● **WRITTEN EXERCISE**: Write out, unchanged, the lines from the one holding "What's the underlying" to the close of the listing. Both the first and last lines belong in it.

- - - -

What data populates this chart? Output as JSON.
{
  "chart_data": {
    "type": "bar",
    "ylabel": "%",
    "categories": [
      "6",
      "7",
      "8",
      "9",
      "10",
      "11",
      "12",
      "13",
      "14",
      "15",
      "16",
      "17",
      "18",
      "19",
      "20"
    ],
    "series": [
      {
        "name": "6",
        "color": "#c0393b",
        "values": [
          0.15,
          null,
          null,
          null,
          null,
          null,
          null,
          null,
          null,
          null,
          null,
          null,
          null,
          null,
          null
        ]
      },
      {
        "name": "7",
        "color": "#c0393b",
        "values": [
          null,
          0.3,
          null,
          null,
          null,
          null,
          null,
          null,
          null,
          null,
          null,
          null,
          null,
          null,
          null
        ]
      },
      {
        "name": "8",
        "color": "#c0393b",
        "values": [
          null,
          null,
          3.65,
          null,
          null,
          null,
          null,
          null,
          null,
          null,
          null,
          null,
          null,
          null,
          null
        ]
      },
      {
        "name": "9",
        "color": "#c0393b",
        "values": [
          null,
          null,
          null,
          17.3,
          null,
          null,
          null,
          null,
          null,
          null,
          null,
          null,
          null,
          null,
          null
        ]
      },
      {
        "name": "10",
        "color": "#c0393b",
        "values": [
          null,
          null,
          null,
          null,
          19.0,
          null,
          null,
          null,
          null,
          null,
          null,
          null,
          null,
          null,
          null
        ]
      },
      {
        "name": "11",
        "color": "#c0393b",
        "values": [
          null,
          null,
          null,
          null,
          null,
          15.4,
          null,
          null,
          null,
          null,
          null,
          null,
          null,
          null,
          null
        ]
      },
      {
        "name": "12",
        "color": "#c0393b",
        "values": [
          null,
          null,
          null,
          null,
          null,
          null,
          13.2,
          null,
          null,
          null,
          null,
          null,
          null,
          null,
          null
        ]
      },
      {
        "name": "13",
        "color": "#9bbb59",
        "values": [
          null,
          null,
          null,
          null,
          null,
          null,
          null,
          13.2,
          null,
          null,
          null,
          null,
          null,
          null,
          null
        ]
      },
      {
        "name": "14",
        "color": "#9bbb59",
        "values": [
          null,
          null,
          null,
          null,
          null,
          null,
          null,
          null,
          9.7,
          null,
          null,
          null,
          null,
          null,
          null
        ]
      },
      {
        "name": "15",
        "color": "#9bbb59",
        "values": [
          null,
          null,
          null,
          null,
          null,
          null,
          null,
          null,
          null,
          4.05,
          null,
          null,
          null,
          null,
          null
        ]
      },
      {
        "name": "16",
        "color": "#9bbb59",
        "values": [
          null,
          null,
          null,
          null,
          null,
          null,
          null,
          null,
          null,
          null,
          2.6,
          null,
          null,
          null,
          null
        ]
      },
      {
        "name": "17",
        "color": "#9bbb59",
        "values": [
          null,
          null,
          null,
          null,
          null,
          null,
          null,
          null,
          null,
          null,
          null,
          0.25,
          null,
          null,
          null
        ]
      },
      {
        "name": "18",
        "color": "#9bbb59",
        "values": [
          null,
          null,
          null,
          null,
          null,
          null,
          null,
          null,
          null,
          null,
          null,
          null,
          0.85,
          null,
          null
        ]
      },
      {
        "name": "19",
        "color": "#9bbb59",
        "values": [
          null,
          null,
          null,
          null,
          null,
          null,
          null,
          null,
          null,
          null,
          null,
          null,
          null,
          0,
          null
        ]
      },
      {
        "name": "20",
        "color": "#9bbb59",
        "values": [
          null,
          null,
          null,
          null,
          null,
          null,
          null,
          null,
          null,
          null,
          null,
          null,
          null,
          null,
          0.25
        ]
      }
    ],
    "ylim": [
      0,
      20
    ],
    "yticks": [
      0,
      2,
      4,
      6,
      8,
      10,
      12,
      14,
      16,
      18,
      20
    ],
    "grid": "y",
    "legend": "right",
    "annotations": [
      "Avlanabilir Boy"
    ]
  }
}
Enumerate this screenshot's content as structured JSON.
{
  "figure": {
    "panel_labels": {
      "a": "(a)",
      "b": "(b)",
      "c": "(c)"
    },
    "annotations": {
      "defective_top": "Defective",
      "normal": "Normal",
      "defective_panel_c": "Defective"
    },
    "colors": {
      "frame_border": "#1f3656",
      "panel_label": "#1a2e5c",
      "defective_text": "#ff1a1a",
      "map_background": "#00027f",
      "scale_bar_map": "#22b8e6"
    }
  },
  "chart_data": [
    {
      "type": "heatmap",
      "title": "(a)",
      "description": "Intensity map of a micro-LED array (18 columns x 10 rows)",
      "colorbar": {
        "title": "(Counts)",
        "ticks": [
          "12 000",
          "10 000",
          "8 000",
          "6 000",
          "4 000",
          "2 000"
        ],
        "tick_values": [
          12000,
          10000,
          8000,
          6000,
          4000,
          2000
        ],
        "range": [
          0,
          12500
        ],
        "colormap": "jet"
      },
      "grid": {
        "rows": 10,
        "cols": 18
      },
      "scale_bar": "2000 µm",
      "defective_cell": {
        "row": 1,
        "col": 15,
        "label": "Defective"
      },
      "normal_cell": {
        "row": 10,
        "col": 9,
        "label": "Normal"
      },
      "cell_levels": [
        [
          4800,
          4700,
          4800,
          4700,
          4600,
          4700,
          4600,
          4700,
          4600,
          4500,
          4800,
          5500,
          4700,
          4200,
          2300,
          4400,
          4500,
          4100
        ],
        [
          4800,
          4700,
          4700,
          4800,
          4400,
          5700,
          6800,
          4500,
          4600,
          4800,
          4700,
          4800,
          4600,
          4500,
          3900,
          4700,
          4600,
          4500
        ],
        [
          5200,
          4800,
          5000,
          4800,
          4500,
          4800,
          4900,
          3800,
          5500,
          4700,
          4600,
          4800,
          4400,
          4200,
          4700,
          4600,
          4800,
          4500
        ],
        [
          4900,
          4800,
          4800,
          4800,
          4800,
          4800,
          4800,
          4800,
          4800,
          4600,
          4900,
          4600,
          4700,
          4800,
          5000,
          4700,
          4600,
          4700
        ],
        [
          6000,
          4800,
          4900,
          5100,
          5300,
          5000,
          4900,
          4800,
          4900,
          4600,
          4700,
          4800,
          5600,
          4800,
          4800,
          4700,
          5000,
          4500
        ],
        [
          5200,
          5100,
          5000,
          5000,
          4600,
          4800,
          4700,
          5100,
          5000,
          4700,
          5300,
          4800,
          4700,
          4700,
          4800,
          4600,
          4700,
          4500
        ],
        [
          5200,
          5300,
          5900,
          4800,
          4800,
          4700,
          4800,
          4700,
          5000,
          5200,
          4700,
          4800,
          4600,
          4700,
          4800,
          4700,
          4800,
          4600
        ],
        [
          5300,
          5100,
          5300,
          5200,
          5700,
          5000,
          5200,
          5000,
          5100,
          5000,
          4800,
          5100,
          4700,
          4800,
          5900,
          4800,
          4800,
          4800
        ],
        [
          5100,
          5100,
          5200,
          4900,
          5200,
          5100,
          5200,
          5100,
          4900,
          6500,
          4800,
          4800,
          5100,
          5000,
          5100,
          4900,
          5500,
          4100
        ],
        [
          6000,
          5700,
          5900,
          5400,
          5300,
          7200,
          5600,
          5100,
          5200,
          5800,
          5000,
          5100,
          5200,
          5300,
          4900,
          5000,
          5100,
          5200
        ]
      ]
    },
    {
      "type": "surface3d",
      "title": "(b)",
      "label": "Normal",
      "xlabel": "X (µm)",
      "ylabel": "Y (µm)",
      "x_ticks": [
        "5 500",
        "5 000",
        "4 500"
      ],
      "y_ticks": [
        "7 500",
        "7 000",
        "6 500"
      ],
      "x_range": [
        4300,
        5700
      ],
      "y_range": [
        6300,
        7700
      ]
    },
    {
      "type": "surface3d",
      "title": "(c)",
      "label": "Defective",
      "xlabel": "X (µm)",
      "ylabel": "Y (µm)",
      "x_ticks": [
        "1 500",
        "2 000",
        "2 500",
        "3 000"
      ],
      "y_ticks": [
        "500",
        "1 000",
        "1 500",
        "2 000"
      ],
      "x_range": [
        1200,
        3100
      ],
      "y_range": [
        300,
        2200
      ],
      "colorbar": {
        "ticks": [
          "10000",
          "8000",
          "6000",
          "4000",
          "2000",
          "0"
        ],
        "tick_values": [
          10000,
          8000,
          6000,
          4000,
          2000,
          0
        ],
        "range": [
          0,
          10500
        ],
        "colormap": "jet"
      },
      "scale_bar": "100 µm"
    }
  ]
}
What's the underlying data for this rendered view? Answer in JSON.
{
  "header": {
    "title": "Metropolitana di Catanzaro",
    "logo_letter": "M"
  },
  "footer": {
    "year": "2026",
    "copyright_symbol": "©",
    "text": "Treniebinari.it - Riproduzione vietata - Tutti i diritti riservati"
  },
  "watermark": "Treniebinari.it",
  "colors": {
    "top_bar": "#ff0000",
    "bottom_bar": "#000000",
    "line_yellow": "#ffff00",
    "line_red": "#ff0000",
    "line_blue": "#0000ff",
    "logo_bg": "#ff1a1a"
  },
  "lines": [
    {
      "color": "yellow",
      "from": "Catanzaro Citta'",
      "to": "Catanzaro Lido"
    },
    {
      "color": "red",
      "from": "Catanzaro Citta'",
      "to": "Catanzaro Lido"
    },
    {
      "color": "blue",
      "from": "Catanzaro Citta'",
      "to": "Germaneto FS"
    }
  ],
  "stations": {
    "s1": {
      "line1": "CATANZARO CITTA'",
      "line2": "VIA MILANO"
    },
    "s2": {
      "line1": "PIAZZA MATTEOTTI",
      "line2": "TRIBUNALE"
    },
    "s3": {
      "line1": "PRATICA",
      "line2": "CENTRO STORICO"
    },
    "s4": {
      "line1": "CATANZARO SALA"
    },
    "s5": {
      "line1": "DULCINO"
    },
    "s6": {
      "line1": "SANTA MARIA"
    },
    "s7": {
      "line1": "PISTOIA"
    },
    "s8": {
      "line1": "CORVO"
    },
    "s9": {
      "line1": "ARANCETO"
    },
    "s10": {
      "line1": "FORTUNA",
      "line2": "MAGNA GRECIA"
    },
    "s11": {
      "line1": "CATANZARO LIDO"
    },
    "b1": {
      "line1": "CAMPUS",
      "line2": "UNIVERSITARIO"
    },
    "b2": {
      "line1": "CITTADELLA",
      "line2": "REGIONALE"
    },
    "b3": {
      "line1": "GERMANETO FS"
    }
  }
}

- - - -

● **SOLUTION FOR THIS TASK**:
What's the underlying data for this rendered view? Answer in JSON.
{
  "header": {
    "title": "Metropolitana di Catanzaro",
    "logo_letter": "M"
  },
  "footer": {
    "year": "2026",
    "copyright_symbol": "©",
    "text": "Treniebinari.it - Riproduzione vietata - Tutti i diritti riservati"
  },
  "watermark": "Treniebinari.it",
  "colors": {
    "top_bar": "#ff0000",
    "bottom_bar": "#000000",
    "line_yellow": "#ffff00",
    "line_red": "#ff0000",
    "line_blue": "#0000ff",
    "logo_bg": "#ff1a1a"
  },
  "lines": [
    {
      "color": "yellow",
      "from": "Catanzaro Citta'",
      "to": "Catanzaro Lido"
    },
    {
      "color": "red",
      "from": "Catanzaro Citta'",
      "to": "Catanzaro Lido"
    },
    {
      "color": "blue",
      "from": "Catanzaro Citta'",
      "to": "Germaneto FS"
    }
  ],
  "stations": {
    "s1": {
      "line1": "CATANZARO CITTA'",
      "line2": "VIA MILANO"
    },
    "s2": {
      "line1": "PIAZZA MATTEOTTI",
      "line2": "TRIBUNALE"
    },
    "s3": {
      "line1": "PRATICA",
      "line2": "CENTRO STORICO"
    },
    "s4": {
      "line1": "CATANZARO SALA"
    },
    "s5": {
      "line1": "DULCINO"
    },
    "s6": {
      "line1": "SANTA MARIA"
    },
    "s7": {
      "line1": "PISTOIA"
    },
    "s8": {
      "line1": "CORVO"
    },
    "s9": {
      "line1": "ARANCETO"
    },
    "s10": {
      "line1": "FORTUNA",
      "line2": "MAGNA GRECIA"
    },
    "s11": {
      "line1": "CATANZARO LIDO"
    },
    "b1": {
      "line1": "CAMPUS",
      "line2": "UNIVERSITARIO"
    },
    "b2": {
      "line1": "CITTADELLA",
      "line2": "REGIONALE"
    },
    "b3": {
      "line1": "GERMANETO FS"
    }
  }
}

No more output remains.